Chinese Silk in the Roman Empire

 

Trade with the Roman Empire followed soon, confirmed by the Roman craze for Chinese silk (supplied through the Parthians) from the 1st century BC, even though the Romans thought silk was obtained from trees:

 

   “ The Seres (Chinese), are famous for the woolen substance obtained from their forests; after a soaking in water they comb off the white down of the leaves... So manifold is the labor employed, and so distant is the region of the globe drawn upon, to enable the Roman maiden to flaunt transparent clothing in public.”

    -(Pliny the Elder (23- 79, The Natural History)

 

The Senate issued, in vain, several edicts to prohibit the wearing of silk, on economic and moral grounds: the importation of Chinese silk caused a huge outflow of gold, and silk clothes were considered to be decadent and immoral:

 

   “ I can see clothes of silk, if materials that do not hide the body, nor even one's decency, can be called clothes... Wretched flocks of maids labour so that the adulteress may be visible through her thin dress, so that her husband has no more acquaintance than any outsider or foreigner with his wife's body.”

    -(Seneca the Younger (c. 3 BCE- 65 CE, Declamations Vol. I)

 

The Roman historian Florus also describes the visit of numerous envoys, included Seres (perhaps the Chinese), to the first Roman Emperor Augustus, who reigned between 27 BCE and 14 CE:

 

    “Even the rest of the nations of the world which were not subject to the imperial sway were sensible of its grandeur, and looked with reverence to the Roman people, the great conqueror of nations. Thus, even Scythians and Sarmatians sent envoys to seek the friendship of Rome. Nay, the Seres came likewise, and the Indians who dwelt beneath the vertical sun, bringing presents of precious stones and pearls and elephants, but thinking all of less moment than the vastness of the journey which they had undertaken, and which they said had occupied four years. In truth , it needed but to look at their complexion to see that they were people of another world than ours.

Short exercise A -
List every line of the records that contains the string "legend".

[Dataset excerpt]
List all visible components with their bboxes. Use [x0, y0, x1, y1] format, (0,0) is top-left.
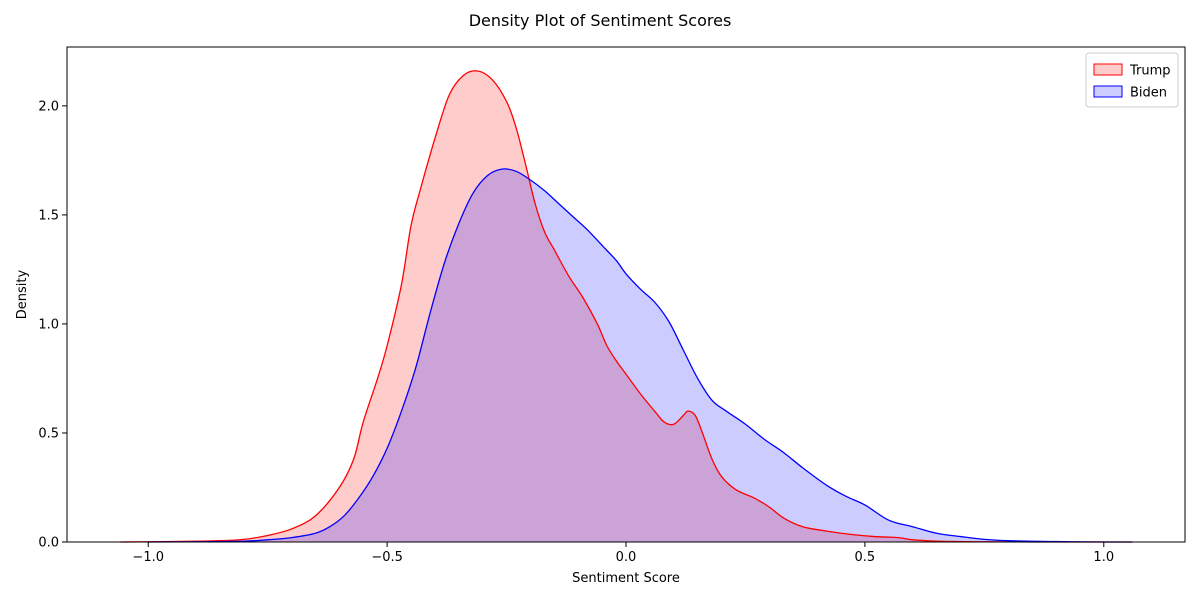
series-line-trump	[119, 70, 1133, 543]
x-tick-label: 1.0	[1093, 550, 1114, 565]
y-axis-ticks: 0.0 0.5 1.0 1.5 2.0	[38, 99, 67, 551]
y-tick-label: 0.5	[38, 426, 59, 441]
series-area-biden	[148, 168, 1133, 542]
y-axis-label: Density	[15, 269, 30, 319]
y-tick-label: 0.0	[38, 536, 59, 551]
legend-box	[1085, 52, 1179, 108]
plot-fills	[119, 70, 1133, 543]
x-tick-label: −0.5	[371, 550, 403, 565]
x-tick-label: −1.0	[132, 550, 164, 565]
y-tick-label: 2.0	[38, 99, 59, 114]
legend-swatch-biden	[1093, 85, 1123, 98]
x-tick-label: 0.0	[616, 550, 637, 565]
x-axis-label: Sentiment Score	[572, 571, 680, 586]
legend-swatch-trump	[1093, 63, 1123, 76]
legend: Trump Biden	[1085, 52, 1179, 108]
chart-title: Density Plot of Sentiment Scores	[469, 11, 732, 30]
legend-label-biden: Biden	[1130, 86, 1167, 101]
y-tick-label: 1.0	[38, 317, 59, 332]
series-line-biden	[148, 168, 1133, 543]
y-tick-label: 1.5	[38, 208, 59, 223]
legend-label-trump: Trump	[1129, 64, 1171, 79]
x-tick-label: 0.5	[855, 550, 876, 565]
x-axis-ticks: −1.0 −0.5 0.0 0.5 1.0	[132, 542, 1114, 565]
plot-lines	[119, 70, 1133, 543]
series-area-trump	[119, 70, 1133, 543]
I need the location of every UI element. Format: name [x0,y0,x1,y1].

Short exercise B -
According to the text on Chinese silk in the Roman Empire, on what grounds did the Senate issue edicts to prohibit the wearing of silk?

Correct response A -
legend-box	[1085, 52, 1179, 108]
legend-swatch-biden	[1093, 85, 1123, 98]
legend-swatch-trump	[1093, 63, 1123, 76]
legend: Trump Biden	[1085, 52, 1179, 108]
legend-label-biden: Biden	[1130, 86, 1167, 101]
legend-label-trump: Trump	[1129, 64, 1171, 79]

Correct response B -
On economic and moral grounds.